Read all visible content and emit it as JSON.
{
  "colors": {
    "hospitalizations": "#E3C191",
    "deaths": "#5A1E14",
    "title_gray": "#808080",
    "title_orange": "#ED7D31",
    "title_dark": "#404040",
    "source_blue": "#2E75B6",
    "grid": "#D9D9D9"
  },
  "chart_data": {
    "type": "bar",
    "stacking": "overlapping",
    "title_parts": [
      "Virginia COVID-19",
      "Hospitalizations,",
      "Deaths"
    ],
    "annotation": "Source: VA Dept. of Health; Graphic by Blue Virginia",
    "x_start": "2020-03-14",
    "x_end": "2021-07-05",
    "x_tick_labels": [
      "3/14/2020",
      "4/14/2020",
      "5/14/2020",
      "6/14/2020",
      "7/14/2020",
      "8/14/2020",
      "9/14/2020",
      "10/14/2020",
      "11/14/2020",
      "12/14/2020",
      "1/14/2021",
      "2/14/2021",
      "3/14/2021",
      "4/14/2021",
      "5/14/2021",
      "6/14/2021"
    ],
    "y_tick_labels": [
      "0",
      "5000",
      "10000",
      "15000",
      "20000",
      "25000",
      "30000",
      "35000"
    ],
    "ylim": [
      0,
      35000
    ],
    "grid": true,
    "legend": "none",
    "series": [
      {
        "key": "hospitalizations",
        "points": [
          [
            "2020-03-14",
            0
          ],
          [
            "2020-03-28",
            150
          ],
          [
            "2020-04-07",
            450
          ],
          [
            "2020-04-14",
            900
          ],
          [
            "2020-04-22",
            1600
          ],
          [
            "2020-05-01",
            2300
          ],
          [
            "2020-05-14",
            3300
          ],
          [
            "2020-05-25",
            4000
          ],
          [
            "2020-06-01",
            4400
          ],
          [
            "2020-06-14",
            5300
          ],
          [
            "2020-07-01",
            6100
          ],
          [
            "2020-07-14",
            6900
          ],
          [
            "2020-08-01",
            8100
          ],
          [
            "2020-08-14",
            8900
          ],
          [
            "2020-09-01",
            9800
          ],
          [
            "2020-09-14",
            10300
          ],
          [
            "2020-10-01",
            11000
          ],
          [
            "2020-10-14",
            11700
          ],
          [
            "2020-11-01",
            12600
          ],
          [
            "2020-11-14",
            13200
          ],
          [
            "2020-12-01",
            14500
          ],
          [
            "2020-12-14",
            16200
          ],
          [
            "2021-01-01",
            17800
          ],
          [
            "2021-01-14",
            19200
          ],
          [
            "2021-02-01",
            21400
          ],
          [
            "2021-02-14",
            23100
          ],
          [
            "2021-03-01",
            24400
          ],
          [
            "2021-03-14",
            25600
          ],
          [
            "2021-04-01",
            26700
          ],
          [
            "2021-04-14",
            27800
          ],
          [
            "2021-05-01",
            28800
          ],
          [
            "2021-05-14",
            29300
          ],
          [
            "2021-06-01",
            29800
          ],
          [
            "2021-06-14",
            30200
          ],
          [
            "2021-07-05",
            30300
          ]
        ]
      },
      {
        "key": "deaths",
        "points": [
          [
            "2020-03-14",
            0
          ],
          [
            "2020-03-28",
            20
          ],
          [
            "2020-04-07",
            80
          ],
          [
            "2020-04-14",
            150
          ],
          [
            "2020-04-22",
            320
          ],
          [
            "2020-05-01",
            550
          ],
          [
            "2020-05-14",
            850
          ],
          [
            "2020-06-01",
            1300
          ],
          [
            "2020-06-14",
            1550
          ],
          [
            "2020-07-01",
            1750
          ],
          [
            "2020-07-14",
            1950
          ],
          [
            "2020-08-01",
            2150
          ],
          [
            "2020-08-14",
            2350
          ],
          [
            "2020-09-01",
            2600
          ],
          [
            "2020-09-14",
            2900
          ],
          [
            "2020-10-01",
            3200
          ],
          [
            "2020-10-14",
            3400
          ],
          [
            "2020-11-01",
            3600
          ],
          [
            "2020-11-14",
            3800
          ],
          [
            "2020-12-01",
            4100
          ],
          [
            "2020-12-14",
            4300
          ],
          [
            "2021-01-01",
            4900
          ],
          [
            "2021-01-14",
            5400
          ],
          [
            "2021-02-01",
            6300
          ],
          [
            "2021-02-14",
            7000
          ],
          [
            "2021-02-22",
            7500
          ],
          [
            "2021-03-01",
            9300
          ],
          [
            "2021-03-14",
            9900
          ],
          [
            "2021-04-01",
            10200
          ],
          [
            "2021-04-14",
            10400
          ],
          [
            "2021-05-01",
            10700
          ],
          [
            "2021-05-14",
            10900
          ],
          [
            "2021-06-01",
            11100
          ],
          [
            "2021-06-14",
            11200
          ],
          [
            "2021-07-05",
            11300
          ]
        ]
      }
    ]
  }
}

.....

__THE PROBLEM__: Extract all lines as given.

__WORKED SOLUTION__:
Read all visible content and emit it as JSON.
{
  "colors": {
    "hospitalizations": "#E3C191",
    "deaths": "#5A1E14",
    "title_gray": "#808080",
    "title_orange": "#ED7D31",
    "title_dark": "#404040",
    "source_blue": "#2E75B6",
    "grid": "#D9D9D9"
  },
  "chart_data": {
    "type": "bar",
    "stacking": "overlapping",
    "title_parts": [
      "Virginia COVID-19",
      "Hospitalizations,",
      "Deaths"
    ],
    "annotation": "Source: VA Dept. of Health; Graphic by Blue Virginia",
    "x_start": "2020-03-14",
    "x_end": "2021-07-05",
    "x_tick_labels": [
      "3/14/2020",
      "4/14/2020",
      "5/14/2020",
      "6/14/2020",
      "7/14/2020",
      "8/14/2020",
      "9/14/2020",
      "10/14/2020",
      "11/14/2020",
      "12/14/2020",
      "1/14/2021",
      "2/14/2021",
      "3/14/2021",
      "4/14/2021",
      "5/14/2021",
      "6/14/2021"
    ],
    "y_tick_labels": [
      "0",
      "5000",
      "10000",
      "15000",
      "20000",
      "25000",
      "30000",
      "35000"
    ],
    "ylim": [
      0,
      35000
    ],
    "grid": true,
    "legend": "none",
    "series": [
      {
        "key": "hospitalizations",
        "points": [
          [
            "2020-03-14",
            0
          ],
          [
            "2020-03-28",
            150
          ],
          [
            "2020-04-07",
            450
          ],
          [
            "2020-04-14",
            900
          ],
          [
            "2020-04-22",
            1600
          ],
          [
            "2020-05-01",
            2300
          ],
          [
            "2020-05-14",
            3300
          ],
          [
            "2020-05-25",
            4000
          ],
          [
            "2020-06-01",
            4400
          ],
          [
            "2020-06-14",
            5300
          ],
          [
            "2020-07-01",
            6100
          ],
          [
            "2020-07-14",
            6900
          ],
          [
            "2020-08-01",
            8100
          ],
          [
            "2020-08-14",
            8900
          ],
          [
            "2020-09-01",
            9800
          ],
          [
            "2020-09-14",
            10300
          ],
          [
            "2020-10-01",
            11000
          ],
          [
            "2020-10-14",
            11700
          ],
          [
            "2020-11-01",
            12600
          ],
          [
            "2020-11-14",
            13200
          ],
          [
            "2020-12-01",
            14500
          ],
          [
            "2020-12-14",
            16200
          ],
          [
            "2021-01-01",
            17800
          ],
          [
            "2021-01-14",
            19200
          ],
          [
            "2021-02-01",
            21400
          ],
          [
            "2021-02-14",
            23100
          ],
          [
            "2021-03-01",
            24400
          ],
          [
            "2021-03-14",
            25600
          ],
          [
            "2021-04-01",
            26700
          ],
          [
            "2021-04-14",
            27800
          ],
          [
            "2021-05-01",
            28800
          ],
          [
            "2021-05-14",
            29300
          ],
          [
            "2021-06-01",
            29800
          ],
          [
            "2021-06-14",
            30200
          ],
          [
            "2021-07-05",
            30300
          ]
        ]
      },
      {
        "key": "deaths",
        "points": [
          [
            "2020-03-14",
            0
          ],
          [
            "2020-03-28",
            20
          ],
          [
            "2020-04-07",
            80
          ],
          [
            "2020-04-14",
            150
          ],
          [
            "2020-04-22",
            320
          ],
          [
            "2020-05-01",
            550
          ],
          [
            "2020-05-14",
            850
          ],
          [
            "2020-06-01",
            1300
          ],
          [
            "2020-06-14",
            1550
          ],
          [
            "2020-07-01",
            1750
          ],
          [
            "2020-07-14",
            1950
          ],
          [
            "2020-08-01",
            2150
          ],
          [
            "2020-08-14",
            2350
          ],
          [
            "2020-09-01",
            2600
          ],
          [
            "2020-09-14",
            2900
          ],
          [
            "2020-10-01",
            3200
          ],
          [
            "2020-10-14",
            3400
          ],
          [
            "2020-11-01",
            3600
          ],
          [
            "2020-11-14",
            3800
          ],
          [
            "2020-12-01",
            4100
          ],
          [
            "2020-12-14",
            4300
          ],
          [
            "2021-01-01",
            4900
          ],
          [
            "2021-01-14",
            5400
          ],
          [
            "2021-02-01",
            6300
          ],
          [
            "2021-02-14",
            7000
          ],
          [
            "2021-02-22",
            7500
          ],
          [
            "2021-03-01",
            9300
          ],
          [
            "2021-03-14",
            9900
          ],
          [
            "2021-04-01",
            10200
          ],
          [
            "2021-04-14",
            10400
          ],
          [
            "2021-05-01",
            10700
          ],
          [
            "2021-05-14",
            10900
          ],
          [
            "2021-06-01",
            11100
          ],
          [
            "2021-06-14",
            11200
          ],
          [
            "2021-07-05",
            11300
          ]
        ]
      }
    ]
  }
}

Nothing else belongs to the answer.